### WORK TO COMPLETE
Look through the material below and give the number of lines holding "Read", with no other words.

### INPUT DATA
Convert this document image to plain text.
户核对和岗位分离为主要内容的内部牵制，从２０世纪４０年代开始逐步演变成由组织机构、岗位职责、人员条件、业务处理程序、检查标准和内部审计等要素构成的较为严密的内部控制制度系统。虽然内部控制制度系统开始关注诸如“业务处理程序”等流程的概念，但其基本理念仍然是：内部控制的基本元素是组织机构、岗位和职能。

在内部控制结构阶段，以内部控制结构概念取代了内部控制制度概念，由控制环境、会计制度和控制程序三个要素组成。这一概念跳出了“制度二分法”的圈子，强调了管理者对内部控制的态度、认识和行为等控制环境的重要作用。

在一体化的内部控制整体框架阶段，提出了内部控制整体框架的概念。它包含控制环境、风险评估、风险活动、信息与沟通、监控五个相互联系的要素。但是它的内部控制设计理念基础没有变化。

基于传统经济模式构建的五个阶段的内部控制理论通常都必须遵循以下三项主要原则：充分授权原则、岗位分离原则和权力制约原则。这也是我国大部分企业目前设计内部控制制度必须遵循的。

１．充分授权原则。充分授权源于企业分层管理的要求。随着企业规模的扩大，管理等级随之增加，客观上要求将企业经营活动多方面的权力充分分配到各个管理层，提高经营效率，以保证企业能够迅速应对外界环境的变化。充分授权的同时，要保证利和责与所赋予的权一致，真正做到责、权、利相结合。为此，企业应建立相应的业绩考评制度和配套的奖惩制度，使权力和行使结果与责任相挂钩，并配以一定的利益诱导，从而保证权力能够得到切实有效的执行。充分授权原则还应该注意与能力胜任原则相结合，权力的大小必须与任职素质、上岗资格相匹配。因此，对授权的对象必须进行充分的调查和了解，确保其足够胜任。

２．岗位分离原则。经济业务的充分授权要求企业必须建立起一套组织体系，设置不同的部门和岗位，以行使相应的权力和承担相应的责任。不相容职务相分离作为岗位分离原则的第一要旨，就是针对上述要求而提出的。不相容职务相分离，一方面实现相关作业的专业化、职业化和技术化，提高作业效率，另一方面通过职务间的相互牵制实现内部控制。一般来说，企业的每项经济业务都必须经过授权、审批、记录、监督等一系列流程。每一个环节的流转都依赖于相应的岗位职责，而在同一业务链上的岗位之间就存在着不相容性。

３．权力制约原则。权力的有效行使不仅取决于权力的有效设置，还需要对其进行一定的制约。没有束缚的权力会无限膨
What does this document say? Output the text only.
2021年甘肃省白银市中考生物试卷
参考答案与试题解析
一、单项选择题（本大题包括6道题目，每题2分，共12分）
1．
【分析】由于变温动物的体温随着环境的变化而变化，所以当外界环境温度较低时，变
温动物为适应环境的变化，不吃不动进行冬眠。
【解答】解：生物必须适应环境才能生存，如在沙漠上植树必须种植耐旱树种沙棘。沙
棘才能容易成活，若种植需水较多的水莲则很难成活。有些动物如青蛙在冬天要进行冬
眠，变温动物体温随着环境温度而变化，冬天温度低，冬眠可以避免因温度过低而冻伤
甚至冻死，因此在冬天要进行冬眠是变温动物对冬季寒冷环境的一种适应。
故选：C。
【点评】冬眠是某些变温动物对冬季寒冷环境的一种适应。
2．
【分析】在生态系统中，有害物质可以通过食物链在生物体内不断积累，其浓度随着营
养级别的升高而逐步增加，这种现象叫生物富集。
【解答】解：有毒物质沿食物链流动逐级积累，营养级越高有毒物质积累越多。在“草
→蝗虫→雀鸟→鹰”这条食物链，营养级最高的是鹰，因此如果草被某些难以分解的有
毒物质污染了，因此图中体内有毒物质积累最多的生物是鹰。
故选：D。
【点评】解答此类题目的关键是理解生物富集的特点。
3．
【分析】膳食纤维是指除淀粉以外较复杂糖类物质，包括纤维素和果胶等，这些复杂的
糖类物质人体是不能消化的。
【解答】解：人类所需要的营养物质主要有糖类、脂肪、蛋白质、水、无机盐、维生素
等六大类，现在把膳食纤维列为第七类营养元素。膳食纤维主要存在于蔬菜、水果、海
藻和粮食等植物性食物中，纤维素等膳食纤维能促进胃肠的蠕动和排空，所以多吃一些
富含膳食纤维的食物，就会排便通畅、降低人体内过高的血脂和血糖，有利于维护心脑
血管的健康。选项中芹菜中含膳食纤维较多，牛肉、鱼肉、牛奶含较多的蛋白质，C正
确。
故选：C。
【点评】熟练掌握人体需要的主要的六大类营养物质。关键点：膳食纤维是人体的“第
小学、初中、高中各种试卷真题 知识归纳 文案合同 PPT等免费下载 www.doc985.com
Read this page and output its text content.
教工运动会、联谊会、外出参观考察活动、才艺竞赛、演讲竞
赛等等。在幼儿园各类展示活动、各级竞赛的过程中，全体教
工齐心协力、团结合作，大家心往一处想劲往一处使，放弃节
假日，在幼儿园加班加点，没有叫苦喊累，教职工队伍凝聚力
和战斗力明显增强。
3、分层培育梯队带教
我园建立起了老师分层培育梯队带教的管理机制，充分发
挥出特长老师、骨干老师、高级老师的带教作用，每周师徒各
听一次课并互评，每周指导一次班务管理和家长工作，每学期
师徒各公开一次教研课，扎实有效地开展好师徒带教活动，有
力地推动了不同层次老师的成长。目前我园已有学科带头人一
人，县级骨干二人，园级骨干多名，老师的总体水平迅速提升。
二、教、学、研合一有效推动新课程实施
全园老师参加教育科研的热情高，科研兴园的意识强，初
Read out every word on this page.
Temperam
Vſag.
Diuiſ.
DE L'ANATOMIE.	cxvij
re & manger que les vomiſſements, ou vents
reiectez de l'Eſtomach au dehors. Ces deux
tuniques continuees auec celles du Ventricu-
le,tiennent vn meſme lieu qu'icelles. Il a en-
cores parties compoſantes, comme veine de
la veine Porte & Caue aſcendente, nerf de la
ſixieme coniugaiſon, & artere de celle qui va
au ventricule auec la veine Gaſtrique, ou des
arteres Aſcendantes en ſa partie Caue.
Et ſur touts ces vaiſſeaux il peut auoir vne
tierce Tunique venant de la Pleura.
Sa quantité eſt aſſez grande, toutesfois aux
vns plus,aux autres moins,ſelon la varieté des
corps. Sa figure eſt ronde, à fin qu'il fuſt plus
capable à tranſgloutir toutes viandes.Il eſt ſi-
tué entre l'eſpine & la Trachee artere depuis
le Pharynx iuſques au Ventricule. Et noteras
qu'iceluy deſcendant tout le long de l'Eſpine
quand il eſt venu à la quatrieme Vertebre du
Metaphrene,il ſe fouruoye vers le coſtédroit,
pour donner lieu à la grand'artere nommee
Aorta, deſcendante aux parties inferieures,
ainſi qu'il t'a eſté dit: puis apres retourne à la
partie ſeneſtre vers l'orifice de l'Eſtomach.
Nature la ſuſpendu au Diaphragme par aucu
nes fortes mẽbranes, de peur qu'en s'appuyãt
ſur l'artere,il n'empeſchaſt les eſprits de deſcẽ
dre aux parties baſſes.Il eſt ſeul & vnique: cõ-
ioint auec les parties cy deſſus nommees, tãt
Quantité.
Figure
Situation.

### RESPONSE TO THIS TASK
2